**YOUR TASK**
Would you output the whole listing below, exactly as it reads?

**EXTRACTED ENTRIES**
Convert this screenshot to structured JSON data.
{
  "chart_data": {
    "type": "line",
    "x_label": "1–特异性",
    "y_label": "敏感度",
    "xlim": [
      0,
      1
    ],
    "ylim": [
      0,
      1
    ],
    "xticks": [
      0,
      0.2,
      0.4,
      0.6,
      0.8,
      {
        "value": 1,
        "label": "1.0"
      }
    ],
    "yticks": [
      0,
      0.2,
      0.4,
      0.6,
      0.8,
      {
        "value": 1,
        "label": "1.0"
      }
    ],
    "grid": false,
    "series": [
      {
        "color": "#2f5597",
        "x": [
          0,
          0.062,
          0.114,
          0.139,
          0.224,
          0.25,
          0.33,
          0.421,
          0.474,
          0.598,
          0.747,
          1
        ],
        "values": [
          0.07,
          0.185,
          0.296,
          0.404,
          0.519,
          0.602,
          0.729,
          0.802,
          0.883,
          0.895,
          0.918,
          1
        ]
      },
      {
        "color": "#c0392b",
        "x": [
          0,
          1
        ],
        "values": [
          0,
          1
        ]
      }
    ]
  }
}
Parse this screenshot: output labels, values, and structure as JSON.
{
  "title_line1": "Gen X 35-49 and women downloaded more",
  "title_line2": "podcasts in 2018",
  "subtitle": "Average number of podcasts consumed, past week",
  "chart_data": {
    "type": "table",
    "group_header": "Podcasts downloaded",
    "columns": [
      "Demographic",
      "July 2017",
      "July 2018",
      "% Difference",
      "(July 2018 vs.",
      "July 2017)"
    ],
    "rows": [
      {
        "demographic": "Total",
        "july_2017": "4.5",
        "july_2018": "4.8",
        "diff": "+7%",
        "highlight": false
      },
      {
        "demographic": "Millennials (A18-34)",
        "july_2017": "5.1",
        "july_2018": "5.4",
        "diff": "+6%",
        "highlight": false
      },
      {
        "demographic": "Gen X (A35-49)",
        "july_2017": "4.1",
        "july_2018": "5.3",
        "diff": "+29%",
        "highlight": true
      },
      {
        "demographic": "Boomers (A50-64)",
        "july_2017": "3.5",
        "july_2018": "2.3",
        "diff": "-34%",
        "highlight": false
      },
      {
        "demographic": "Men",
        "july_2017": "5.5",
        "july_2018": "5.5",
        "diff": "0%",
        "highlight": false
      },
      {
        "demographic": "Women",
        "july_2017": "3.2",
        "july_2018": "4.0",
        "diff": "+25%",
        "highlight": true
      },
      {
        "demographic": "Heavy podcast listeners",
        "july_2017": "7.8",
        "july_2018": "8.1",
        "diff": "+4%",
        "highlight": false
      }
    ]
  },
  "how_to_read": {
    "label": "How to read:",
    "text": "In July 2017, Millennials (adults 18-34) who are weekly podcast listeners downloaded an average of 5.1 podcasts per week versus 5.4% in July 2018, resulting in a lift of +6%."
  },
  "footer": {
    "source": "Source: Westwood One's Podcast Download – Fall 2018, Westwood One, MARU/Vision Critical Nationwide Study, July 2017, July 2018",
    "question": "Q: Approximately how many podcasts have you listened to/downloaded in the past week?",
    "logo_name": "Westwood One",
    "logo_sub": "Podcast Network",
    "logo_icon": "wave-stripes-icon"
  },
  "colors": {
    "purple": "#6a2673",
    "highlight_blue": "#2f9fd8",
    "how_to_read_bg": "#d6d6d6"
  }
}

**RESULT**
Convert this screenshot to structured JSON data.
{
  "chart_data": {
    "type": "line",
    "x_label": "1–特异性",
    "y_label": "敏感度",
    "xlim": [
      0,
      1
    ],
    "ylim": [
      0,
      1
    ],
    "xticks": [
      0,
      0.2,
      0.4,
      0.6,
      0.8,
      {
        "value": 1,
        "label": "1.0"
      }
    ],
    "yticks": [
      0,
      0.2,
      0.4,
      0.6,
      0.8,
      {
        "value": 1,
        "label": "1.0"
      }
    ],
    "grid": false,
    "series": [
      {
        "color": "#2f5597",
        "x": [
          0,
          0.062,
          0.114,
          0.139,
          0.224,
          0.25,
          0.33,
          0.421,
          0.474,
          0.598,
          0.747,
          1
        ],
        "values": [
          0.07,
          0.185,
          0.296,
          0.404,
          0.519,
          0.602,
          0.729,
          0.802,
          0.883,
          0.895,
          0.918,
          1
        ]
      },
      {
        "color": "#c0392b",
        "x": [
          0,
          1
        ],
        "values": [
          0,
          1
        ]
      }
    ]
  }
}
Parse this screenshot: output labels, values, and structure as JSON.
{
  "title_line1": "Gen X 35-49 and women downloaded more",
  "title_line2": "podcasts in 2018",
  "subtitle": "Average number of podcasts consumed, past week",
  "chart_data": {
    "type": "table",
    "group_header": "Podcasts downloaded",
    "columns": [
      "Demographic",
      "July 2017",
      "July 2018",
      "% Difference",
      "(July 2018 vs.",
      "July 2017)"
    ],
    "rows": [
      {
        "demographic": "Total",
        "july_2017": "4.5",
        "july_2018": "4.8",
        "diff": "+7%",
        "highlight": false
      },
      {
        "demographic": "Millennials (A18-34)",
        "july_2017": "5.1",
        "july_2018": "5.4",
        "diff": "+6%",
        "highlight": false
      },
      {
        "demographic": "Gen X (A35-49)",
        "july_2017": "4.1",
        "july_2018": "5.3",
        "diff": "+29%",
        "highlight": true
      },
      {
        "demographic": "Boomers (A50-64)",
        "july_2017": "3.5",
        "july_2018": "2.3",
        "diff": "-34%",
        "highlight": false
      },
      {
        "demographic": "Men",
        "july_2017": "5.5",
        "july_2018": "5.5",
        "diff": "0%",
        "highlight": false
      },
      {
        "demographic": "Women",
        "july_2017": "3.2",
        "july_2018": "4.0",
        "diff": "+25%",
        "highlight": true
      },
      {
        "demographic": "Heavy podcast listeners",
        "july_2017": "7.8",
        "july_2018": "8.1",
        "diff": "+4%",
        "highlight": false
      }
    ]
  },
  "how_to_read": {
    "label": "How to read:",
    "text": "In July 2017, Millennials (adults 18-34) who are weekly podcast listeners downloaded an average of 5.1 podcasts per week versus 5.4% in July 2018, resulting in a lift of +6%."
  },
  "footer": {
    "source": "Source: Westwood One's Podcast Download – Fall 2018, Westwood One, MARU/Vision Critical Nationwide Study, July 2017, July 2018",
    "question": "Q: Approximately how many podcasts have you listened to/downloaded in the past week?",
    "logo_name": "Westwood One",
    "logo_sub": "Podcast Network",
    "logo_icon": "wave-stripes-icon"
  },
  "colors": {
    "purple": "#6a2673",
    "highlight_blue": "#2f9fd8",
    "how_to_read_bg": "#d6d6d6"
  }
}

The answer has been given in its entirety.